* _DATASET EXCERPTS_
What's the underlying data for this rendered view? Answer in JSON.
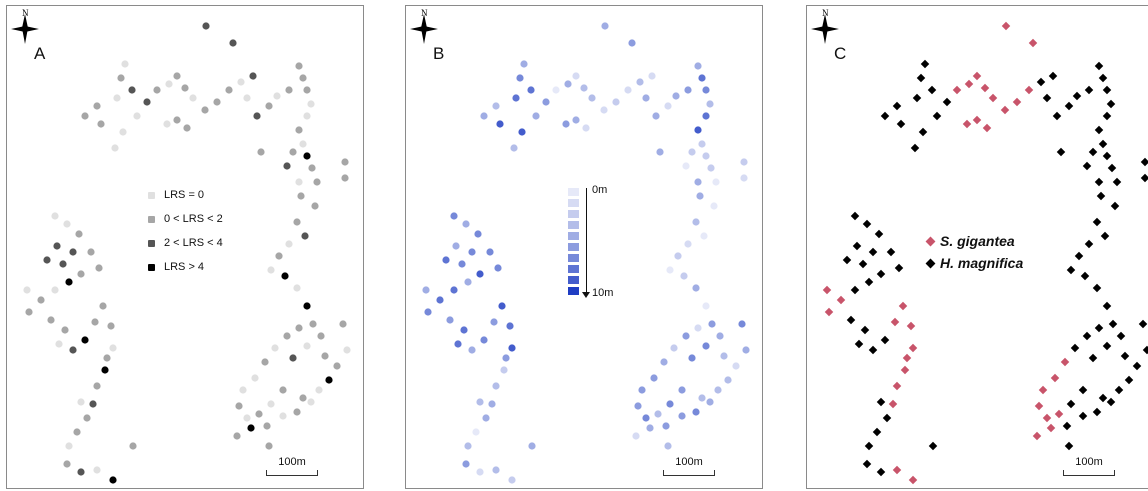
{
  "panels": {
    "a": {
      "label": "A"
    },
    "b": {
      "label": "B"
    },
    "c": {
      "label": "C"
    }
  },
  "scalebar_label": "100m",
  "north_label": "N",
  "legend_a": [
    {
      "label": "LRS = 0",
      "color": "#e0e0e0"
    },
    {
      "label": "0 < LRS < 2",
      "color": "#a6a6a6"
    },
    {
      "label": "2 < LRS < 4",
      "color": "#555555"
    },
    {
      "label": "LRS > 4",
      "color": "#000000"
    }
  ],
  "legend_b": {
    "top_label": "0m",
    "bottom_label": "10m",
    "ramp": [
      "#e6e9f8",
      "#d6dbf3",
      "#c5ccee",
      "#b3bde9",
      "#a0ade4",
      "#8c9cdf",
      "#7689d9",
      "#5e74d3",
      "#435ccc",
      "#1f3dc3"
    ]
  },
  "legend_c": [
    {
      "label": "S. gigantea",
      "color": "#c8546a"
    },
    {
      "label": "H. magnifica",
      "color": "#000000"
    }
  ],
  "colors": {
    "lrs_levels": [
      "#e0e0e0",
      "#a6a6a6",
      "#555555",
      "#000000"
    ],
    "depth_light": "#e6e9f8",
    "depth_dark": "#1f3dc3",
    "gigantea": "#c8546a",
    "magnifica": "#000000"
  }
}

==

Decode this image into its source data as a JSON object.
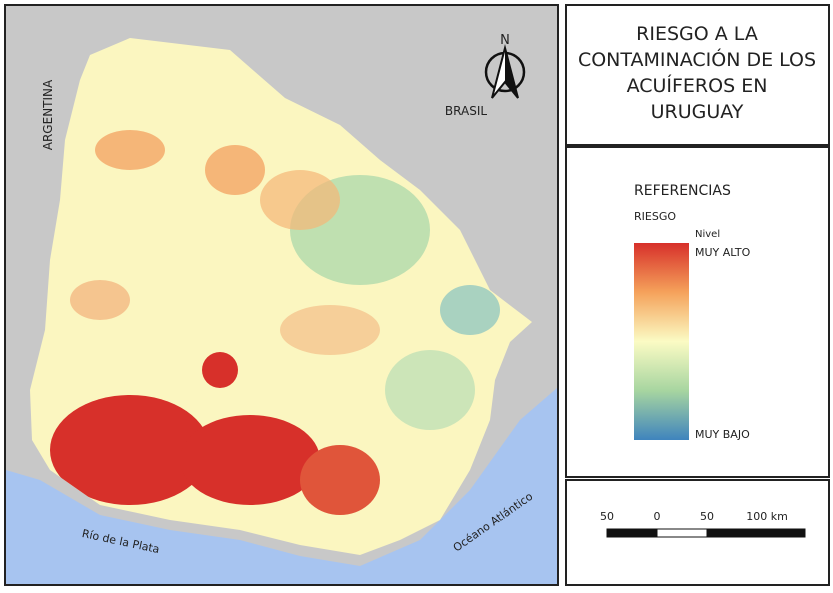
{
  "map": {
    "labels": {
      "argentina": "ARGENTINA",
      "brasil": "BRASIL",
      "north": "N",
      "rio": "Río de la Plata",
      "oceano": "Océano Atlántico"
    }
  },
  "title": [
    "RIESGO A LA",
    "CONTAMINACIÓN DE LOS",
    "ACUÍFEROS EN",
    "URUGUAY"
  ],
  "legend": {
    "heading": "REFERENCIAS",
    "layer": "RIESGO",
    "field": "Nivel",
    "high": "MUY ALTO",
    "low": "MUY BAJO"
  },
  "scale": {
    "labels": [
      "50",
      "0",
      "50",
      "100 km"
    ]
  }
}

==

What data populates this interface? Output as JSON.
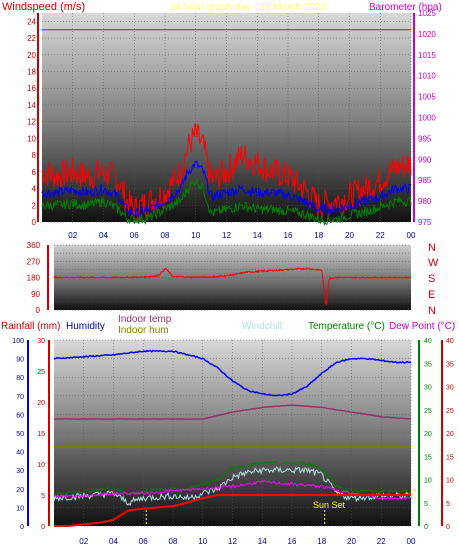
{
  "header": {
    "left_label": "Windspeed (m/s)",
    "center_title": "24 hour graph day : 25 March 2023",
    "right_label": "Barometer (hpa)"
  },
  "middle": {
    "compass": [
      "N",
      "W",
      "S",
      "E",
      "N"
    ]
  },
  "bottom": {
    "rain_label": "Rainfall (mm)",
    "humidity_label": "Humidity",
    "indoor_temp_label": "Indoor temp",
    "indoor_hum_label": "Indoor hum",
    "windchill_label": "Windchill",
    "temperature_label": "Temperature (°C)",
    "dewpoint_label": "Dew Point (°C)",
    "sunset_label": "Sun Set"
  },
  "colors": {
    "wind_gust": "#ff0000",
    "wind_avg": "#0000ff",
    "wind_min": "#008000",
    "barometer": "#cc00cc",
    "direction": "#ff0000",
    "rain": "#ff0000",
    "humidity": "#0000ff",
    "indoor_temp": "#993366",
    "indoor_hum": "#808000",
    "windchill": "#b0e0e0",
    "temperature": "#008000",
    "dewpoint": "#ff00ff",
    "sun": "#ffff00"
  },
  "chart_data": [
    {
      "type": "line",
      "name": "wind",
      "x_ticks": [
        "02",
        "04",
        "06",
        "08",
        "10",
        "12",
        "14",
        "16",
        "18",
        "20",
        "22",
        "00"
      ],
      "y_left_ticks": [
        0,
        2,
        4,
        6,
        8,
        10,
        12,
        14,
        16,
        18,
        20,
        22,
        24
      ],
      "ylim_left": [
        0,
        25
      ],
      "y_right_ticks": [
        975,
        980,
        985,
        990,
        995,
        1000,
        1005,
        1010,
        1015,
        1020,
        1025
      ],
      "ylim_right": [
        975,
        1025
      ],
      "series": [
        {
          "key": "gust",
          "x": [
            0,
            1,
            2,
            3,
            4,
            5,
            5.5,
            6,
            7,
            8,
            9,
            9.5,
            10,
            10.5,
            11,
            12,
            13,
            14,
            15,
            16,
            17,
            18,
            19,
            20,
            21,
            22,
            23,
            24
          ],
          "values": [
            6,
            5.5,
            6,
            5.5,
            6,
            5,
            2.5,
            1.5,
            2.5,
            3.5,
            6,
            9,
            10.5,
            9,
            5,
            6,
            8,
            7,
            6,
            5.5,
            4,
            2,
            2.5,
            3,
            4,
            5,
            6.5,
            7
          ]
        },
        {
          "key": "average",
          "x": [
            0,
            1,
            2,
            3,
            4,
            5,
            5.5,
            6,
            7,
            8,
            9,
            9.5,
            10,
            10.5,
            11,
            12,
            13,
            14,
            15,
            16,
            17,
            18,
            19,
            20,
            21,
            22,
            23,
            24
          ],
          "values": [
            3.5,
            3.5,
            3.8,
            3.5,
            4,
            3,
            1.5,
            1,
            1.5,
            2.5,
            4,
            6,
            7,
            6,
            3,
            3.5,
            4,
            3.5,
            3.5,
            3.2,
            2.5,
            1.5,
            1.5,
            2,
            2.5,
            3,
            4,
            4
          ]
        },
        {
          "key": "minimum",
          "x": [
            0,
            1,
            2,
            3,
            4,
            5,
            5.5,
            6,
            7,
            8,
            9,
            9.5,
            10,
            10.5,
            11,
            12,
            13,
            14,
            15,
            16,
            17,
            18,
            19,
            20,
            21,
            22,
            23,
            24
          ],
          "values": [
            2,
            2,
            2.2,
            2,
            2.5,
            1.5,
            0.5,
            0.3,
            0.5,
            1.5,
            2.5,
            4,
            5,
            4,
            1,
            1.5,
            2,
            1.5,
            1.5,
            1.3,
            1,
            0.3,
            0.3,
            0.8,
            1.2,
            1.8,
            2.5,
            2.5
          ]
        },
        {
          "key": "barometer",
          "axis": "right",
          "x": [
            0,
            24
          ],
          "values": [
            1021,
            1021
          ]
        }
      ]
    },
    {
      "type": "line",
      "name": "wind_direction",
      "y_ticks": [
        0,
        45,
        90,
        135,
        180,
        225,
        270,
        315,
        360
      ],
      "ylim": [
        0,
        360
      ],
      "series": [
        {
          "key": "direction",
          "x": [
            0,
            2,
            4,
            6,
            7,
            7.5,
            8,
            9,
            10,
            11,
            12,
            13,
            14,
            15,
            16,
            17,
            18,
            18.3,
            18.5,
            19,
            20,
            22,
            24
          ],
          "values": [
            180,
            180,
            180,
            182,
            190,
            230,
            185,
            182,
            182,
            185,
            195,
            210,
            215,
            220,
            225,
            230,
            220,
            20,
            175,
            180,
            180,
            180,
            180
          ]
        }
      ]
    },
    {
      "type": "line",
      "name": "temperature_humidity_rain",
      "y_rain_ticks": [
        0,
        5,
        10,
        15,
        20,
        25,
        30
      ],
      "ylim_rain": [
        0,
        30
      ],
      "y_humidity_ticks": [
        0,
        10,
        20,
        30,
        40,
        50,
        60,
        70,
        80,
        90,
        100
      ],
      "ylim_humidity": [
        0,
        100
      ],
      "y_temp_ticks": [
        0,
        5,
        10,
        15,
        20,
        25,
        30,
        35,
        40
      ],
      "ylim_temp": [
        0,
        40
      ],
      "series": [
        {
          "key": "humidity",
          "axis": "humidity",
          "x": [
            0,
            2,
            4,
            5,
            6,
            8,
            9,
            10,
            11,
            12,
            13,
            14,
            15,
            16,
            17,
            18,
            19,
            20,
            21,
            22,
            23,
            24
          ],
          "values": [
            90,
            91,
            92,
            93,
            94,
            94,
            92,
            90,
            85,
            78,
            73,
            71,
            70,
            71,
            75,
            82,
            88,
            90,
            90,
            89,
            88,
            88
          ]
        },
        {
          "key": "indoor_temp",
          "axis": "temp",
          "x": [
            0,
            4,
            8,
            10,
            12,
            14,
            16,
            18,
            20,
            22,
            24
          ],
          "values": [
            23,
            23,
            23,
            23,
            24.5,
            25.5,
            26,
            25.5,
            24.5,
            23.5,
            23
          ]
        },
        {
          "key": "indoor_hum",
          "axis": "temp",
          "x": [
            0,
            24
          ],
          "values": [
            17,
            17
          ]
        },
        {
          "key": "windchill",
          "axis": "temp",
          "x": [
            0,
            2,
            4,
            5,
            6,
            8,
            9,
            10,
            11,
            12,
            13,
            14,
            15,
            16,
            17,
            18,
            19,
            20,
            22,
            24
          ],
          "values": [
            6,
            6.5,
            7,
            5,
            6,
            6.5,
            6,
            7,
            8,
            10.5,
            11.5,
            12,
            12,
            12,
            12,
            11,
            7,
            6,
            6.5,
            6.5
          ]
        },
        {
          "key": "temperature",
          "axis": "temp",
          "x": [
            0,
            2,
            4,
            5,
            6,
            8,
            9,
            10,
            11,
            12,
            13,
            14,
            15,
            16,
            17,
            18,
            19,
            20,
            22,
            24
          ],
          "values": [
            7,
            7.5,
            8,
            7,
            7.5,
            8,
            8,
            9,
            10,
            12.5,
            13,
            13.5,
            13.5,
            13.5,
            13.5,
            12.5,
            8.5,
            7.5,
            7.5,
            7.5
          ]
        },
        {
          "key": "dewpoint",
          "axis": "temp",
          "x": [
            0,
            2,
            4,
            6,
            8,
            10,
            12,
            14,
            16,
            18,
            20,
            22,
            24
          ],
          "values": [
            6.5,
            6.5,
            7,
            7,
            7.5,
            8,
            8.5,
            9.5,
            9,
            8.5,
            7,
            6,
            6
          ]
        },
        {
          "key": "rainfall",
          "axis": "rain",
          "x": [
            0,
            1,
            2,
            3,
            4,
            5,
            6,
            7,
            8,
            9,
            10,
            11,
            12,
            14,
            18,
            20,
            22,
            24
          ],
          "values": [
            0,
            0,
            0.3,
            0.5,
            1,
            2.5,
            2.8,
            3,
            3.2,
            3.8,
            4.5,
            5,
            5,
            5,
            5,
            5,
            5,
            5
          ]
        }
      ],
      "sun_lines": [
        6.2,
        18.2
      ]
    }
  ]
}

* _REQUIREMENTS_
Copy each line above containing the string "What".

* _TASK ANSWER_
What's the underlying data for this rendered view? Answer in JSON.
What data populates this interface? Output as JSON.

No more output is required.